THE TASK: Repeat the whole listing exactly.

────────────────────

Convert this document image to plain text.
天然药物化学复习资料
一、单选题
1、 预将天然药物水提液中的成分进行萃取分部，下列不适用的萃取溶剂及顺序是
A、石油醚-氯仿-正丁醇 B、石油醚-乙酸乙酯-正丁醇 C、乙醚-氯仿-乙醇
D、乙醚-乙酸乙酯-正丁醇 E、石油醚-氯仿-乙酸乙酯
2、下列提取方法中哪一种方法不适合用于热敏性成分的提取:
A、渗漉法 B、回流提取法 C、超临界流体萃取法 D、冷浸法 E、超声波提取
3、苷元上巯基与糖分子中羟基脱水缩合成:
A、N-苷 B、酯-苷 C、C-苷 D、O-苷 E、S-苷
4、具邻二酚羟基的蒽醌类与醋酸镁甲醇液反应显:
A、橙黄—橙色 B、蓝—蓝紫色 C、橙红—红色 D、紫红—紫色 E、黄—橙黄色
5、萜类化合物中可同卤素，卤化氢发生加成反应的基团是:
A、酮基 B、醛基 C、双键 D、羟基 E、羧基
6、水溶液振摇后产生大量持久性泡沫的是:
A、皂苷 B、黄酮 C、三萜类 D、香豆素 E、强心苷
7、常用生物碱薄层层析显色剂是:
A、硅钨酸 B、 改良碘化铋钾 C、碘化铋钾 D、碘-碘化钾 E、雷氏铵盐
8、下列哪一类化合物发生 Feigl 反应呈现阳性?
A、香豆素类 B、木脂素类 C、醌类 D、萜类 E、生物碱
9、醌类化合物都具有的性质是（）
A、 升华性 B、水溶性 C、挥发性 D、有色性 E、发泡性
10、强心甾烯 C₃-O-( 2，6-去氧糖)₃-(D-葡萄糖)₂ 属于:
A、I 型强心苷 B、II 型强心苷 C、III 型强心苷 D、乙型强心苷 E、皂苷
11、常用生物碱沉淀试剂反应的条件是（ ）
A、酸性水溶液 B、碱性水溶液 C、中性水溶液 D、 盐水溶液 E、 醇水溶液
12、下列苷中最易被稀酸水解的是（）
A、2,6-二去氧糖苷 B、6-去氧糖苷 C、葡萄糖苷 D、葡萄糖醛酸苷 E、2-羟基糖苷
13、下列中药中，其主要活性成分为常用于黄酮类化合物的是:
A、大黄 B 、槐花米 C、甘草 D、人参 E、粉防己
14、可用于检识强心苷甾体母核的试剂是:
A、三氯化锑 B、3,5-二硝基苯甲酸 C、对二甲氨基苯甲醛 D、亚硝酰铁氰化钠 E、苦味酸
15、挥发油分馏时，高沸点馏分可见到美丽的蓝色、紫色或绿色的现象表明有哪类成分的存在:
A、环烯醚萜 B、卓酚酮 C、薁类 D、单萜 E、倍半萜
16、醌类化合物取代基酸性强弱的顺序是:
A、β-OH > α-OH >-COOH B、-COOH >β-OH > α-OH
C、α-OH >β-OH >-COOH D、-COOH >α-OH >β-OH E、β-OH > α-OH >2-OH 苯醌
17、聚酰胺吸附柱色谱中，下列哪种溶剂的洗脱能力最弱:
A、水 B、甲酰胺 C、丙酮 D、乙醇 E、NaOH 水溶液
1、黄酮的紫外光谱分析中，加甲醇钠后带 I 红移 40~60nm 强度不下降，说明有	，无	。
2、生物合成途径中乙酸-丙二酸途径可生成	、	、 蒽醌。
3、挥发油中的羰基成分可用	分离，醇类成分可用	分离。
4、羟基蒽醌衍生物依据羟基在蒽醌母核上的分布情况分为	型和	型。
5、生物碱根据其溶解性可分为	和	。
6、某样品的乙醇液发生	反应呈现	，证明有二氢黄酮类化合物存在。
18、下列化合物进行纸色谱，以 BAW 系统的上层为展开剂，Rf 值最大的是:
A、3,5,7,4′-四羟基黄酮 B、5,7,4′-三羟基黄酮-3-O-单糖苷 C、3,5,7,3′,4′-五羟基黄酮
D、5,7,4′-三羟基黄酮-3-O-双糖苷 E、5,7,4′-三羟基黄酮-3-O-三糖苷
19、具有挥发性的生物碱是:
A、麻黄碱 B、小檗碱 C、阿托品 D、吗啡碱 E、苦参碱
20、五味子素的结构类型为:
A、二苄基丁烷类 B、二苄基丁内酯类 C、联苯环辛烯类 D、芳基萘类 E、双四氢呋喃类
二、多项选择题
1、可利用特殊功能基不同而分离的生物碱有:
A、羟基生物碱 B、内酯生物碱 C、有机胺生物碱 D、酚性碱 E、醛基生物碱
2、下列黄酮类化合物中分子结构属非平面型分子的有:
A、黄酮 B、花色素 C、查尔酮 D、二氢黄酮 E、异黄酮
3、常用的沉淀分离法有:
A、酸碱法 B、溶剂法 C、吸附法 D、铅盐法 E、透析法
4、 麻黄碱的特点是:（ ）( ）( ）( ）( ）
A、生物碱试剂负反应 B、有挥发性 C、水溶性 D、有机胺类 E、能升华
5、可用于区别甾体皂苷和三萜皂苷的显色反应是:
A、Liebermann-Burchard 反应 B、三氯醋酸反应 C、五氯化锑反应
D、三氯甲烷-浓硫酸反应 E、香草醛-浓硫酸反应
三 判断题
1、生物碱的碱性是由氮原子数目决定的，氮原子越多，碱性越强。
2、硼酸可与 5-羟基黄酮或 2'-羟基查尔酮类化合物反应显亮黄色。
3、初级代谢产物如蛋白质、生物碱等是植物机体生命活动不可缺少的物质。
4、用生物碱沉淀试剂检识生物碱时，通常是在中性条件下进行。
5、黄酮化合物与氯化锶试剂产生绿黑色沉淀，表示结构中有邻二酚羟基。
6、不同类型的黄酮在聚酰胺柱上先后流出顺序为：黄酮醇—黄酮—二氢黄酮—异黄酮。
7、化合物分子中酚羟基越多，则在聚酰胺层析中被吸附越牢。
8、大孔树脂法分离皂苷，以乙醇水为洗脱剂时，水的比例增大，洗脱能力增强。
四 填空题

────────────────────

FINAL ANSWER:
Convert this document image to plain text.
天然药物化学复习资料
一、单选题
1、 预将天然药物水提液中的成分进行萃取分部，下列不适用的萃取溶剂及顺序是
A、石油醚-氯仿-正丁醇 B、石油醚-乙酸乙酯-正丁醇 C、乙醚-氯仿-乙醇
D、乙醚-乙酸乙酯-正丁醇 E、石油醚-氯仿-乙酸乙酯
2、下列提取方法中哪一种方法不适合用于热敏性成分的提取:
A、渗漉法 B、回流提取法 C、超临界流体萃取法 D、冷浸法 E、超声波提取
3、苷元上巯基与糖分子中羟基脱水缩合成:
A、N-苷 B、酯-苷 C、C-苷 D、O-苷 E、S-苷
4、具邻二酚羟基的蒽醌类与醋酸镁甲醇液反应显:
A、橙黄—橙色 B、蓝—蓝紫色 C、橙红—红色 D、紫红—紫色 E、黄—橙黄色
5、萜类化合物中可同卤素，卤化氢发生加成反应的基团是:
A、酮基 B、醛基 C、双键 D、羟基 E、羧基
6、水溶液振摇后产生大量持久性泡沫的是:
A、皂苷 B、黄酮 C、三萜类 D、香豆素 E、强心苷
7、常用生物碱薄层层析显色剂是:
A、硅钨酸 B、 改良碘化铋钾 C、碘化铋钾 D、碘-碘化钾 E、雷氏铵盐
8、下列哪一类化合物发生 Feigl 反应呈现阳性?
A、香豆素类 B、木脂素类 C、醌类 D、萜类 E、生物碱
9、醌类化合物都具有的性质是（）
A、 升华性 B、水溶性 C、挥发性 D、有色性 E、发泡性
10、强心甾烯 C₃-O-( 2，6-去氧糖)₃-(D-葡萄糖)₂ 属于:
A、I 型强心苷 B、II 型强心苷 C、III 型强心苷 D、乙型强心苷 E、皂苷
11、常用生物碱沉淀试剂反应的条件是（ ）
A、酸性水溶液 B、碱性水溶液 C、中性水溶液 D、 盐水溶液 E、 醇水溶液
12、下列苷中最易被稀酸水解的是（）
A、2,6-二去氧糖苷 B、6-去氧糖苷 C、葡萄糖苷 D、葡萄糖醛酸苷 E、2-羟基糖苷
13、下列中药中，其主要活性成分为常用于黄酮类化合物的是:
A、大黄 B 、槐花米 C、甘草 D、人参 E、粉防己
14、可用于检识强心苷甾体母核的试剂是:
A、三氯化锑 B、3,5-二硝基苯甲酸 C、对二甲氨基苯甲醛 D、亚硝酰铁氰化钠 E、苦味酸
15、挥发油分馏时，高沸点馏分可见到美丽的蓝色、紫色或绿色的现象表明有哪类成分的存在:
A、环烯醚萜 B、卓酚酮 C、薁类 D、单萜 E、倍半萜
16、醌类化合物取代基酸性强弱的顺序是:
A、β-OH > α-OH >-COOH B、-COOH >β-OH > α-OH
C、α-OH >β-OH >-COOH D、-COOH >α-OH >β-OH E、β-OH > α-OH >2-OH 苯醌
17、聚酰胺吸附柱色谱中，下列哪种溶剂的洗脱能力最弱:
A、水 B、甲酰胺 C、丙酮 D、乙醇 E、NaOH 水溶液
1、黄酮的紫外光谱分析中，加甲醇钠后带 I 红移 40~60nm 强度不下降，说明有	，无	。
2、生物合成途径中乙酸-丙二酸途径可生成	、	、 蒽醌。
3、挥发油中的羰基成分可用	分离，醇类成分可用	分离。
4、羟基蒽醌衍生物依据羟基在蒽醌母核上的分布情况分为	型和	型。
5、生物碱根据其溶解性可分为	和	。
6、某样品的乙醇液发生	反应呈现	，证明有二氢黄酮类化合物存在。
18、下列化合物进行纸色谱，以 BAW 系统的上层为展开剂，Rf 值最大的是:
A、3,5,7,4′-四羟基黄酮 B、5,7,4′-三羟基黄酮-3-O-单糖苷 C、3,5,7,3′,4′-五羟基黄酮
D、5,7,4′-三羟基黄酮-3-O-双糖苷 E、5,7,4′-三羟基黄酮-3-O-三糖苷
19、具有挥发性的生物碱是:
A、麻黄碱 B、小檗碱 C、阿托品 D、吗啡碱 E、苦参碱
20、五味子素的结构类型为:
A、二苄基丁烷类 B、二苄基丁内酯类 C、联苯环辛烯类 D、芳基萘类 E、双四氢呋喃类
二、多项选择题
1、可利用特殊功能基不同而分离的生物碱有:
A、羟基生物碱 B、内酯生物碱 C、有机胺生物碱 D、酚性碱 E、醛基生物碱
2、下列黄酮类化合物中分子结构属非平面型分子的有:
A、黄酮 B、花色素 C、查尔酮 D、二氢黄酮 E、异黄酮
3、常用的沉淀分离法有:
A、酸碱法 B、溶剂法 C、吸附法 D、铅盐法 E、透析法
4、 麻黄碱的特点是:（ ）( ）( ）( ）( ）
A、生物碱试剂负反应 B、有挥发性 C、水溶性 D、有机胺类 E、能升华
5、可用于区别甾体皂苷和三萜皂苷的显色反应是:
A、Liebermann-Burchard 反应 B、三氯醋酸反应 C、五氯化锑反应
D、三氯甲烷-浓硫酸反应 E、香草醛-浓硫酸反应
三 判断题
1、生物碱的碱性是由氮原子数目决定的，氮原子越多，碱性越强。
2、硼酸可与 5-羟基黄酮或 2'-羟基查尔酮类化合物反应显亮黄色。
3、初级代谢产物如蛋白质、生物碱等是植物机体生命活动不可缺少的物质。
4、用生物碱沉淀试剂检识生物碱时，通常是在中性条件下进行。
5、黄酮化合物与氯化锶试剂产生绿黑色沉淀，表示结构中有邻二酚羟基。
6、不同类型的黄酮在聚酰胺柱上先后流出顺序为：黄酮醇—黄酮—二氢黄酮—异黄酮。
7、化合物分子中酚羟基越多，则在聚酰胺层析中被吸附越牢。
8、大孔树脂法分离皂苷，以乙醇水为洗脱剂时，水的比例增大，洗脱能力增强。
四 填空题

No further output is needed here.